**Task to carry out:** In the material below, the lines containing the word "process" are required; copy each of them.

_ _ _ _ _ _ _

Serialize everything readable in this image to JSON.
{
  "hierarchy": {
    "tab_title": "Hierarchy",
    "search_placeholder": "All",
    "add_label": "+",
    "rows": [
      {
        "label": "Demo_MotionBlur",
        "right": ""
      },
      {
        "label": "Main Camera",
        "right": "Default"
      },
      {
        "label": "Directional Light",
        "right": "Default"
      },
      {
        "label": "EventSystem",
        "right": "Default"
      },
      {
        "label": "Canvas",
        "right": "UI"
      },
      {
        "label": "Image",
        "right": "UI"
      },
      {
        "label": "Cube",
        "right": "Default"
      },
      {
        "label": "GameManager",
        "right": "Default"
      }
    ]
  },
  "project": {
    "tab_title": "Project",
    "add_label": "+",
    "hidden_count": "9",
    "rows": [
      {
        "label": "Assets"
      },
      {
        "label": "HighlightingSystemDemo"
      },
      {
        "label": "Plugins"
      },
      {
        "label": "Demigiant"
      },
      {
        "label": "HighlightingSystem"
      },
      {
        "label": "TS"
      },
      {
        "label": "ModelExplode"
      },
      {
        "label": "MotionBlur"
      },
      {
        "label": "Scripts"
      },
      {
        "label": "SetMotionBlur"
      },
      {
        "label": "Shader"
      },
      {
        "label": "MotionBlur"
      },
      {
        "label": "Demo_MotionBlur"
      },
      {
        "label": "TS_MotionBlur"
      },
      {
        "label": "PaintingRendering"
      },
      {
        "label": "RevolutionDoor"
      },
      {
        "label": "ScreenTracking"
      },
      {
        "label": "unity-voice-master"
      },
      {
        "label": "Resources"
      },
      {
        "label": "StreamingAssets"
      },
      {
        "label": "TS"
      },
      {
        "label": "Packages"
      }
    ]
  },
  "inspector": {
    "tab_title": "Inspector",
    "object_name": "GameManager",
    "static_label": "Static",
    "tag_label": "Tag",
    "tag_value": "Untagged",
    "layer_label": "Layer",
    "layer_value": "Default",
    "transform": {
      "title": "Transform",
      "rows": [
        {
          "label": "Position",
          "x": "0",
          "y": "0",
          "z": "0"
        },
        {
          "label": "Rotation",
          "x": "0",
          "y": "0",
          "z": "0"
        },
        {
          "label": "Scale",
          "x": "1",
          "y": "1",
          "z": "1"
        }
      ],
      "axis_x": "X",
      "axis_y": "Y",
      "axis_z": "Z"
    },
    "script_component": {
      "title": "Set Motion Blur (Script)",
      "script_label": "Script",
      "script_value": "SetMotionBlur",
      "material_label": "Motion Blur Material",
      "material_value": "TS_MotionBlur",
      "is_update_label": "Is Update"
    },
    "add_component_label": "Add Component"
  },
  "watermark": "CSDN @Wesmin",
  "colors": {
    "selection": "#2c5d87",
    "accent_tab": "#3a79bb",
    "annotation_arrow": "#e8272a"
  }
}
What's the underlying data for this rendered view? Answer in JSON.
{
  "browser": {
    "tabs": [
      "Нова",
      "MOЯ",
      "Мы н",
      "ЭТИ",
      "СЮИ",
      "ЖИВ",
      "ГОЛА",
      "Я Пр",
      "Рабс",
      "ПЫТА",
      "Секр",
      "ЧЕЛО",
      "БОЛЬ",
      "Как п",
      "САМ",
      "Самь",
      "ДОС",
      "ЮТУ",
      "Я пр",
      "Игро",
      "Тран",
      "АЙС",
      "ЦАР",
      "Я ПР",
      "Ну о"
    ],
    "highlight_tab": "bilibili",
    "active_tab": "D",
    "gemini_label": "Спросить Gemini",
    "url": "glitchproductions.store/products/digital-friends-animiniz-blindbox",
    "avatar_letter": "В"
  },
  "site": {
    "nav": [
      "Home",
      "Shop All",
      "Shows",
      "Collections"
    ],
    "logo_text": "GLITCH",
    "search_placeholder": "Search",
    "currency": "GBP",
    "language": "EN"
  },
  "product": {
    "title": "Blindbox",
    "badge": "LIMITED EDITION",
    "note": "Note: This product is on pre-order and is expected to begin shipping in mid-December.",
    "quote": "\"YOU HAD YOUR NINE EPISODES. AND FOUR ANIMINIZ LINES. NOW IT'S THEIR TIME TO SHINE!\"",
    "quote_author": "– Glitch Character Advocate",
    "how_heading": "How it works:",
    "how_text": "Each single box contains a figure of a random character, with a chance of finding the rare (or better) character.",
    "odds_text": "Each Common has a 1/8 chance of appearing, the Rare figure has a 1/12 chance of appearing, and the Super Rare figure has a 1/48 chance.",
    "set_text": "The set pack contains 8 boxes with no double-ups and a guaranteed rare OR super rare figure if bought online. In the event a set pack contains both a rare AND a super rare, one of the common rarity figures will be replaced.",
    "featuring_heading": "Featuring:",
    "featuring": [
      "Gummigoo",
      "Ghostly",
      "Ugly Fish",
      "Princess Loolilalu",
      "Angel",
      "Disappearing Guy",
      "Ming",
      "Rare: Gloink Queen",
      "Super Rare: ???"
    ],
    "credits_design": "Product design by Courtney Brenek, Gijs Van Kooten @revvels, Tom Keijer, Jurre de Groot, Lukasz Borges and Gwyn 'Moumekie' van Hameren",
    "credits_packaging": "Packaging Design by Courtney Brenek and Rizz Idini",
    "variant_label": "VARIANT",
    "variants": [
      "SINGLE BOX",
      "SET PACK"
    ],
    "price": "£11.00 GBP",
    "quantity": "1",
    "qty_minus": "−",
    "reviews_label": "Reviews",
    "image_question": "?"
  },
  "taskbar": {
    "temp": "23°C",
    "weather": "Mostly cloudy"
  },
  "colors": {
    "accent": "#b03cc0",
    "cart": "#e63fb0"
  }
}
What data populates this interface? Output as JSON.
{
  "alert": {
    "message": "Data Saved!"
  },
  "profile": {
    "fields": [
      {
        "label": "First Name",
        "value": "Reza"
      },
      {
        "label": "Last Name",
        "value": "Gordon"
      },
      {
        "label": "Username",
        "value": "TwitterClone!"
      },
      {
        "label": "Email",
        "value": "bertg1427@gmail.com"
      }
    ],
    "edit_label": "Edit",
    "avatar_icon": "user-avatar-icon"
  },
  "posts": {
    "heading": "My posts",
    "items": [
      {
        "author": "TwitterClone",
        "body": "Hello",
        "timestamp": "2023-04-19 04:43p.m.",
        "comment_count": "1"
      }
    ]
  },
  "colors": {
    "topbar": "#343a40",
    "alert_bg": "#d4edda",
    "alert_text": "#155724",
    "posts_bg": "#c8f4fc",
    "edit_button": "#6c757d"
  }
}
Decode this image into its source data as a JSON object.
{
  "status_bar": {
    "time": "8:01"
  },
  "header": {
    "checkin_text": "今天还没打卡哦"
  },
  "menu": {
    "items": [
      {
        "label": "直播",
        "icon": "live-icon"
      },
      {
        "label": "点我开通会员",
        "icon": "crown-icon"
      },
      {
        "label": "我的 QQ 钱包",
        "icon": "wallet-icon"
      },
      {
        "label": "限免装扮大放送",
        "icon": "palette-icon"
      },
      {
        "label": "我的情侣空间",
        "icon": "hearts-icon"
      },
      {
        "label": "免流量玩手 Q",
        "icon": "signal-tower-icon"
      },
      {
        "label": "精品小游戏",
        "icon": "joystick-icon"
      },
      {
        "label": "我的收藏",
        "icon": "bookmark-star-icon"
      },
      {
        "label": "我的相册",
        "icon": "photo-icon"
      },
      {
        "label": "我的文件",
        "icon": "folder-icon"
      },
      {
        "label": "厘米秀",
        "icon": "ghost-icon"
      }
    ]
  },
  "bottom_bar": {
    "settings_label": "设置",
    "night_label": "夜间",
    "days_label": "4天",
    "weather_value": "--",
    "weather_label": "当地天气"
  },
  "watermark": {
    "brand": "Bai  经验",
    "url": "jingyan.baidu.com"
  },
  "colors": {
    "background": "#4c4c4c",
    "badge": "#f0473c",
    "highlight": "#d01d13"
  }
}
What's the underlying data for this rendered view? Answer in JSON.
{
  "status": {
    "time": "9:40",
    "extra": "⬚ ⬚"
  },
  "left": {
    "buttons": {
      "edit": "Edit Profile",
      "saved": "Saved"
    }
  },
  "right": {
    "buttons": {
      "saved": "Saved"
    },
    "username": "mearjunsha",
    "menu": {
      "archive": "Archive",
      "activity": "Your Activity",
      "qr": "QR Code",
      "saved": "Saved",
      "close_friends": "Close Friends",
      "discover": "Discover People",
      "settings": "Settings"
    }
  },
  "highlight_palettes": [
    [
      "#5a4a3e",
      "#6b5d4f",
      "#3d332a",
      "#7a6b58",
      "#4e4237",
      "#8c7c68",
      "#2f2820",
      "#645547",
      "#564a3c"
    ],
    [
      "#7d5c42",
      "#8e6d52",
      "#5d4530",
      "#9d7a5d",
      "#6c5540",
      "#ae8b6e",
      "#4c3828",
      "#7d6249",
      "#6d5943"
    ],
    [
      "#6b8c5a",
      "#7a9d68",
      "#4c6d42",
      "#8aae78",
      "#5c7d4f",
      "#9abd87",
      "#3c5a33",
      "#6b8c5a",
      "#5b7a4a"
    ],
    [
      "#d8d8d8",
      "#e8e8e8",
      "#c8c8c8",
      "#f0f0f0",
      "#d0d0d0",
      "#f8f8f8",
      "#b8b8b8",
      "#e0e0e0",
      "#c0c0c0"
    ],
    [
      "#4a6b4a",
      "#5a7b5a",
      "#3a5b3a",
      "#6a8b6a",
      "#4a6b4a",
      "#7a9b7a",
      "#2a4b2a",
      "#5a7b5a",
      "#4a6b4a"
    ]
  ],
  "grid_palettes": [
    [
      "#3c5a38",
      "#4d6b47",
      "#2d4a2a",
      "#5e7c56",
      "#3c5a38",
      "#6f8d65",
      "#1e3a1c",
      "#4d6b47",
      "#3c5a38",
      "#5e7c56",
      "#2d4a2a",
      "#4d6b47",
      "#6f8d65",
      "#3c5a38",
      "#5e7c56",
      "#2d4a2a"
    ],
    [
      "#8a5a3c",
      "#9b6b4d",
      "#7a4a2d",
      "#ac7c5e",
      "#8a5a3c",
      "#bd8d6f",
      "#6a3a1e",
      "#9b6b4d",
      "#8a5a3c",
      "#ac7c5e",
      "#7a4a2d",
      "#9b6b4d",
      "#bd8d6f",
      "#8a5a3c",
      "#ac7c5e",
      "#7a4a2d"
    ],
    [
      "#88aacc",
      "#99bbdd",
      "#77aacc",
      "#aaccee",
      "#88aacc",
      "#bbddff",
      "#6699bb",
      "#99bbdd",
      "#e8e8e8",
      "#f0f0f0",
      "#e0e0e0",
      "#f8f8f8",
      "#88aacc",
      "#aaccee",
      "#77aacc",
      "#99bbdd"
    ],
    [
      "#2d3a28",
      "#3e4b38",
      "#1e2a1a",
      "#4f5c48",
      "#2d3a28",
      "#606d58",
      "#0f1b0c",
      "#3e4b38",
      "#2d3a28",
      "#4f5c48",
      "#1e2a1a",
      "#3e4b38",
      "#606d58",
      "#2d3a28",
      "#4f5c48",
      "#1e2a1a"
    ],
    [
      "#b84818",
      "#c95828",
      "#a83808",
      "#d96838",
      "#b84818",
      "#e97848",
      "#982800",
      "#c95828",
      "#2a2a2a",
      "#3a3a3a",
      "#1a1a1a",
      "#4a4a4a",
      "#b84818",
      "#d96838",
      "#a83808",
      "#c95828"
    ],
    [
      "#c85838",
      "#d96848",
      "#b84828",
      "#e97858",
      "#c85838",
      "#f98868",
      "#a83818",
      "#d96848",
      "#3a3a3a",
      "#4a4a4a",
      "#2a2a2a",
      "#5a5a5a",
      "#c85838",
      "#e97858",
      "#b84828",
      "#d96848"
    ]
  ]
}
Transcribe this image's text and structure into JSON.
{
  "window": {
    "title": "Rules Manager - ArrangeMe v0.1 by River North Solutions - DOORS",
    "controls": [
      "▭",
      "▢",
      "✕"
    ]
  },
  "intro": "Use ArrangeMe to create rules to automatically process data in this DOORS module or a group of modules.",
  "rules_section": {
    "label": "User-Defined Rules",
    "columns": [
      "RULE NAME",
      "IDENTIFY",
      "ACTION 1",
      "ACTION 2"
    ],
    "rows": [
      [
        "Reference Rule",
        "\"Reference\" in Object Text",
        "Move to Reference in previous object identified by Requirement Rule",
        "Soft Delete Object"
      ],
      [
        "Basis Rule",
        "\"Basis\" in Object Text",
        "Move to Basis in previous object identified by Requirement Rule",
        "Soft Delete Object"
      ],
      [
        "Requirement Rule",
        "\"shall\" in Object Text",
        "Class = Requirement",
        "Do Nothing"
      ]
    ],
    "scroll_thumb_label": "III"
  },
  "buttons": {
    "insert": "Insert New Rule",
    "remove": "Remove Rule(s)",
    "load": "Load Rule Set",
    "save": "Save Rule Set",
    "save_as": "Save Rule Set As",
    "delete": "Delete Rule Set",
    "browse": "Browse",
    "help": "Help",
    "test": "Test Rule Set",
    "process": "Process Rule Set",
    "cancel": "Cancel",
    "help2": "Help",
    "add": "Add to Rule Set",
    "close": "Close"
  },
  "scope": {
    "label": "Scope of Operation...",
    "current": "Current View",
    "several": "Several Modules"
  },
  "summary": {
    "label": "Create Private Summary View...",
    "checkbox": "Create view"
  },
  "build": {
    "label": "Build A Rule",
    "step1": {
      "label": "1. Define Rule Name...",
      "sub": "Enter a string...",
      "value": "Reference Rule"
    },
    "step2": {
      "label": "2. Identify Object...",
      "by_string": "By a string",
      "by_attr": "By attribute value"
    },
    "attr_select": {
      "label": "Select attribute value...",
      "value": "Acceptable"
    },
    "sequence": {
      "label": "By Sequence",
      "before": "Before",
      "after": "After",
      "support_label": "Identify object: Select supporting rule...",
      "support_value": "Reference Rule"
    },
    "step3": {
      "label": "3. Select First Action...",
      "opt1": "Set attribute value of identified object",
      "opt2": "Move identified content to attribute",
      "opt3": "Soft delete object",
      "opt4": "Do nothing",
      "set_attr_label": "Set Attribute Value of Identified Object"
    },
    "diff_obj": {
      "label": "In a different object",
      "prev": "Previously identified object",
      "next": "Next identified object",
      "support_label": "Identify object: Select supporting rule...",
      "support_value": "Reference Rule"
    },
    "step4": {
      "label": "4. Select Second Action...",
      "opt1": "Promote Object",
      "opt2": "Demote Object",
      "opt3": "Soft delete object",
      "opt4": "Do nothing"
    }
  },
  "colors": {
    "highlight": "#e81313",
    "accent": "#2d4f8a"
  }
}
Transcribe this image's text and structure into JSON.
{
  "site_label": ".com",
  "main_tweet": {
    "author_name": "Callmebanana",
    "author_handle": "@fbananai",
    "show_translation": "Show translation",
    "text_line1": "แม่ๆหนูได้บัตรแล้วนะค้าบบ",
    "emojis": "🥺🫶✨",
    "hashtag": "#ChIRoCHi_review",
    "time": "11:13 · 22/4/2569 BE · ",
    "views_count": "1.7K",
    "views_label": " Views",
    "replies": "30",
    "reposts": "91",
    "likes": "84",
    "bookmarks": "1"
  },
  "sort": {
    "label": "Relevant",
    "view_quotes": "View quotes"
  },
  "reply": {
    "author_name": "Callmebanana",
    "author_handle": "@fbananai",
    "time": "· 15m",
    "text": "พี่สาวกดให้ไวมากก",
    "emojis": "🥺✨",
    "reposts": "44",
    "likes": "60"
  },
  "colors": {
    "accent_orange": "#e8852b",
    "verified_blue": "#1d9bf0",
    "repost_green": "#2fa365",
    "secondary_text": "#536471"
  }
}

_ _ _ _ _ _ _

**Answer below:**
  "intro": "Use ArrangeMe to create rules to automatically process data in this DOORS module or a group of modules.",
    "process": "Process Rule Set",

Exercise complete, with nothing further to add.